[Stored records]

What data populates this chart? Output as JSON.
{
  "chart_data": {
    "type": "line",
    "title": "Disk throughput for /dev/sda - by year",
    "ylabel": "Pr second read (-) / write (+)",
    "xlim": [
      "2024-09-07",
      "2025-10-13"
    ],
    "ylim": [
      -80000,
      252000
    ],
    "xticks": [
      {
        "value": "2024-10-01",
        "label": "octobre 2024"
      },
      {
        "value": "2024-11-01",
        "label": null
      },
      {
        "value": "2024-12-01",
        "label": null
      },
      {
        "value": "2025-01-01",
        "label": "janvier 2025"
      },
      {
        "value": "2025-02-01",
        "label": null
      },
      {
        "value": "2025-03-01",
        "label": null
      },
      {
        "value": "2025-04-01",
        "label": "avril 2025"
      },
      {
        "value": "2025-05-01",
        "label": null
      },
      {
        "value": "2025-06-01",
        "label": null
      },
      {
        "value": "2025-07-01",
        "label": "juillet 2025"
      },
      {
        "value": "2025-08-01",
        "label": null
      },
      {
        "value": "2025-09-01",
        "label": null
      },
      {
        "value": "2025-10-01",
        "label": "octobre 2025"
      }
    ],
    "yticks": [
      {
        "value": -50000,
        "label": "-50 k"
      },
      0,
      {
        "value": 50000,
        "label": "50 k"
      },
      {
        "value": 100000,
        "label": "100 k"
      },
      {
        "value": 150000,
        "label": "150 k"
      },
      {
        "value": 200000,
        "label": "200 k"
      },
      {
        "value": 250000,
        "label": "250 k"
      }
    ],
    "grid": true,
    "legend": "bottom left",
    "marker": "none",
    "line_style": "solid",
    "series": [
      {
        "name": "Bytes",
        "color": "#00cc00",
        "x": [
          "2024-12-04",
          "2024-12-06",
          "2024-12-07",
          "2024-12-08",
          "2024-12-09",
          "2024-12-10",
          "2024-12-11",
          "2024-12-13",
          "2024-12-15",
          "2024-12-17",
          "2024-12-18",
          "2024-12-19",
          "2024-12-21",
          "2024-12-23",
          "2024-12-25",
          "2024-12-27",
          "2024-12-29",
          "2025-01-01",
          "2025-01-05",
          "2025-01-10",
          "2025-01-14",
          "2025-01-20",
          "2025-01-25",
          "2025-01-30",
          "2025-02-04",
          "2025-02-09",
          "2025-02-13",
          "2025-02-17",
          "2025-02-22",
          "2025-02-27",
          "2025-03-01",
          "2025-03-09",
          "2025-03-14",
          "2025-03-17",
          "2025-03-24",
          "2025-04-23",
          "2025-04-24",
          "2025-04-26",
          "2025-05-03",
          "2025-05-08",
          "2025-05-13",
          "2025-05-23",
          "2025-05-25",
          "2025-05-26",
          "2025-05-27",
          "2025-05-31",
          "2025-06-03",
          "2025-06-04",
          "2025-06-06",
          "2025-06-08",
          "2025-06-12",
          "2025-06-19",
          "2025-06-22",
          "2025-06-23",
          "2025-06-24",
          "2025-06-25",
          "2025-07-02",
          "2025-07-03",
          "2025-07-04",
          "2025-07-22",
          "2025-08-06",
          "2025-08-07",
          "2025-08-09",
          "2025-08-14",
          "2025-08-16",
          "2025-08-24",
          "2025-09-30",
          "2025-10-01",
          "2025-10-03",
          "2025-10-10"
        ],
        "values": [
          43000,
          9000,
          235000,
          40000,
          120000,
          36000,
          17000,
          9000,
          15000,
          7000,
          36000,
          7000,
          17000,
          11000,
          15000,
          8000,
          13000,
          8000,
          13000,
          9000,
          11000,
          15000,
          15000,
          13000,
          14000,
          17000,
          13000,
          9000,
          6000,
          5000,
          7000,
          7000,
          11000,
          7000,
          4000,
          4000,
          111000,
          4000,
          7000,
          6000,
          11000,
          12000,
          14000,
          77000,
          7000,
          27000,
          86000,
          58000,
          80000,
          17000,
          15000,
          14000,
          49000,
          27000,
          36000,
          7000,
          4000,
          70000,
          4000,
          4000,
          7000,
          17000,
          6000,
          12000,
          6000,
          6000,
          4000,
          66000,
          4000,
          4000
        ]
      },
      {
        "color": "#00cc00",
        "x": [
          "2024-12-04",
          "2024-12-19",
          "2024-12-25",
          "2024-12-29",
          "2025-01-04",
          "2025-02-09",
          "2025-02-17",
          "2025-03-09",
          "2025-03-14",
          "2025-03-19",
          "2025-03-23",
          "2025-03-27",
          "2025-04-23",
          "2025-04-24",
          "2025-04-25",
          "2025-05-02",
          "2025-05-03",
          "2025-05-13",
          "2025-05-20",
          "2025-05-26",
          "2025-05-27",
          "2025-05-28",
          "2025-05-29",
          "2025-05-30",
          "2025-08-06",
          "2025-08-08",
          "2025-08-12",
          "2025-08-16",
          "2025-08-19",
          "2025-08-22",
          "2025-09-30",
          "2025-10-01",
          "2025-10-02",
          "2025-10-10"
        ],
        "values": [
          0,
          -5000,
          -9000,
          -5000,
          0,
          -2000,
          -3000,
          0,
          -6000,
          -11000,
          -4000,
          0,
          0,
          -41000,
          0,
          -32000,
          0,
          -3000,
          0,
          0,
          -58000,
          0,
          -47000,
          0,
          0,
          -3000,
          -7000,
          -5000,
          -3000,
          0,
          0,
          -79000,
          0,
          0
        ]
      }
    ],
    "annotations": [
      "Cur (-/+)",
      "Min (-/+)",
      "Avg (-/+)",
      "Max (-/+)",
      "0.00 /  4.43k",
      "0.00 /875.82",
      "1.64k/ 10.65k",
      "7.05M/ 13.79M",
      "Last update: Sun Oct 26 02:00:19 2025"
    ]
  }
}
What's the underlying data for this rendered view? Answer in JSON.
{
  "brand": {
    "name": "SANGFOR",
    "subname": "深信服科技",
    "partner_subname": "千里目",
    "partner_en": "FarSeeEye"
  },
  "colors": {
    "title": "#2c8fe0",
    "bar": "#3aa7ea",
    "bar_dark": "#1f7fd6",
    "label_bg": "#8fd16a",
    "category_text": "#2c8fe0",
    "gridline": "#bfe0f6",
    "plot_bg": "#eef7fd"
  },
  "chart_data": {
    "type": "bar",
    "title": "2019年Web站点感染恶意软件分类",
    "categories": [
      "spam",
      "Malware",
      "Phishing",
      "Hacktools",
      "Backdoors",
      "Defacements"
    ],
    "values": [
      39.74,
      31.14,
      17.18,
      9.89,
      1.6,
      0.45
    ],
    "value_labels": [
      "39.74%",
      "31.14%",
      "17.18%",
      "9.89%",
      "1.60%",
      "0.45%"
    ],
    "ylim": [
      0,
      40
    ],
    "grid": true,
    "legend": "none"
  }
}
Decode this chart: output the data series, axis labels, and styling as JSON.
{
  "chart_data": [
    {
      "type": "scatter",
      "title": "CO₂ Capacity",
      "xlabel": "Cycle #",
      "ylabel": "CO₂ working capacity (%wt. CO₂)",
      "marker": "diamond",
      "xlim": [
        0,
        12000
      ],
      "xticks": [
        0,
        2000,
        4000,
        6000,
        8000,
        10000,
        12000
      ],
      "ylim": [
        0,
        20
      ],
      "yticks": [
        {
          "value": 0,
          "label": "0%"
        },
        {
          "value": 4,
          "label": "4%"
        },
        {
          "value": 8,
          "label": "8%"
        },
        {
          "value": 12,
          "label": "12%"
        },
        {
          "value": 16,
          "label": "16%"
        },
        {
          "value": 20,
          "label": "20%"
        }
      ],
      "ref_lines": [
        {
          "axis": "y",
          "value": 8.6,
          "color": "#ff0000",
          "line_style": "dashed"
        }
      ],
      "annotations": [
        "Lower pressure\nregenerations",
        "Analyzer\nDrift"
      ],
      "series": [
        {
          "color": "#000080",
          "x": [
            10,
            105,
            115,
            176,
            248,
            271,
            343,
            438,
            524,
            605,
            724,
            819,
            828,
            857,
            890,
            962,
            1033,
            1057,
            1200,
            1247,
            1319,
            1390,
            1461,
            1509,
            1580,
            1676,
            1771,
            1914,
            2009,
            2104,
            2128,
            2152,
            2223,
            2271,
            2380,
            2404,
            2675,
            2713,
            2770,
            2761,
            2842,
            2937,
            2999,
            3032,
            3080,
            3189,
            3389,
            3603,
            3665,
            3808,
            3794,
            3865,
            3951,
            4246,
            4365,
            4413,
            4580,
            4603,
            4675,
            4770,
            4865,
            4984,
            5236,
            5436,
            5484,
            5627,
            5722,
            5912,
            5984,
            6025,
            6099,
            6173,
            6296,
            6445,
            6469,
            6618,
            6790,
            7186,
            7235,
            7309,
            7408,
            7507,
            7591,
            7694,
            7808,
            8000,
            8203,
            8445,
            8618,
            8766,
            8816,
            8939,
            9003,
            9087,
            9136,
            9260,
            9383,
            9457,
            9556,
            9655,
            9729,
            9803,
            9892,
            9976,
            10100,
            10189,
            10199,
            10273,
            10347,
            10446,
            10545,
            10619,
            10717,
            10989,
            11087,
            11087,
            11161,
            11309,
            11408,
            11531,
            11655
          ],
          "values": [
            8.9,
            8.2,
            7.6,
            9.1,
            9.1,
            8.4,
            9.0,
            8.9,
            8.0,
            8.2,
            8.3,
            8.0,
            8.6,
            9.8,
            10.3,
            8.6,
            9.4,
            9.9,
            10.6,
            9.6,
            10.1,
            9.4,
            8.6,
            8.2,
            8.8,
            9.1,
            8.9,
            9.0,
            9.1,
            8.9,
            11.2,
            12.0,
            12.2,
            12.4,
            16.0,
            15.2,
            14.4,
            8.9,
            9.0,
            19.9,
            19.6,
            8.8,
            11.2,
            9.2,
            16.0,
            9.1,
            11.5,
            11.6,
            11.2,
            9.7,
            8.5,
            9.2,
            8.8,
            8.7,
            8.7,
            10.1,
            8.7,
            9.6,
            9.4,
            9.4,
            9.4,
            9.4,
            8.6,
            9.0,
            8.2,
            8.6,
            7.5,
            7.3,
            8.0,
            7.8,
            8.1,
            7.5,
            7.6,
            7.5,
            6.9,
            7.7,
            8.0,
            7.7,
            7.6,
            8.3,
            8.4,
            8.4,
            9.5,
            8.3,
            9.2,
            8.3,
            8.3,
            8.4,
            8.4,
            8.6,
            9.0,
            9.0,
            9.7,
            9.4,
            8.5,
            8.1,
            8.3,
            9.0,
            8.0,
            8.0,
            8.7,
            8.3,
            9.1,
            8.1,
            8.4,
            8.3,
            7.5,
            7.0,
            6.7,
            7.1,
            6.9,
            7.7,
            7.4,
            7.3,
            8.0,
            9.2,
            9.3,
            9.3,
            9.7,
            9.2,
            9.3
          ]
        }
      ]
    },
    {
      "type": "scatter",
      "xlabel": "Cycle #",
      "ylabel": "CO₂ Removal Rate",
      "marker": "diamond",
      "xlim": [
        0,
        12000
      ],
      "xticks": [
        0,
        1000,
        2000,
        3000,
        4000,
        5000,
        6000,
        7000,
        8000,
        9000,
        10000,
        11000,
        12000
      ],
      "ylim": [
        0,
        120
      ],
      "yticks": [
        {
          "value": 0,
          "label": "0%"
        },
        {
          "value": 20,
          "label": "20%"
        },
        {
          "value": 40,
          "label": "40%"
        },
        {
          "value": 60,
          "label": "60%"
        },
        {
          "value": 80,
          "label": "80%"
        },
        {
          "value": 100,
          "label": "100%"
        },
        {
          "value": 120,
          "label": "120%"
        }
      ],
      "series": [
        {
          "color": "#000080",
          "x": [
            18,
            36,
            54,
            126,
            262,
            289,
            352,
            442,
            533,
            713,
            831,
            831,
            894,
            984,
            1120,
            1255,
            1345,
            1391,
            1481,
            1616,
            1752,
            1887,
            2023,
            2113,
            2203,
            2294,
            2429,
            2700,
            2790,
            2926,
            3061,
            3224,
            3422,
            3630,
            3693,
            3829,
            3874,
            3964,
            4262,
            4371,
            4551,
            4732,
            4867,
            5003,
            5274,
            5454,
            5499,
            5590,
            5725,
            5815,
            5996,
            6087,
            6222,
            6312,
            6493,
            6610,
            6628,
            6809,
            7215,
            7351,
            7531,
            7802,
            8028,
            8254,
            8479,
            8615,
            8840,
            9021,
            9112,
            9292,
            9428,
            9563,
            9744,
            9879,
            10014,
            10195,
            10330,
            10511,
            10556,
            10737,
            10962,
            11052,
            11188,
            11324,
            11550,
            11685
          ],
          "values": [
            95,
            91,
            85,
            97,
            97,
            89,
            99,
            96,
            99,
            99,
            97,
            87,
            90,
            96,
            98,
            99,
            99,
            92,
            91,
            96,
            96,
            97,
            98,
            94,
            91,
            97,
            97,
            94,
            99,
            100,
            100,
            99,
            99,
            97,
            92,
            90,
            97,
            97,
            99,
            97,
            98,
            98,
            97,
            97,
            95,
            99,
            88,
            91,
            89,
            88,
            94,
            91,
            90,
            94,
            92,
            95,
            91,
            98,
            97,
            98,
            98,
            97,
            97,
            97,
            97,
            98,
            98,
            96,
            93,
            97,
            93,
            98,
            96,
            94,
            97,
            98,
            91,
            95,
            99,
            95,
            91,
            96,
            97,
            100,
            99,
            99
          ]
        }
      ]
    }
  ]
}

SET PROBLEM -> Show each line of the data that contains the string "JSON".

SOLUTION ->
What data populates this chart? Output as JSON.
What's the underlying data for this rendered view? Answer in JSON.
Decode this chart: output the data series, axis labels, and styling as JSON.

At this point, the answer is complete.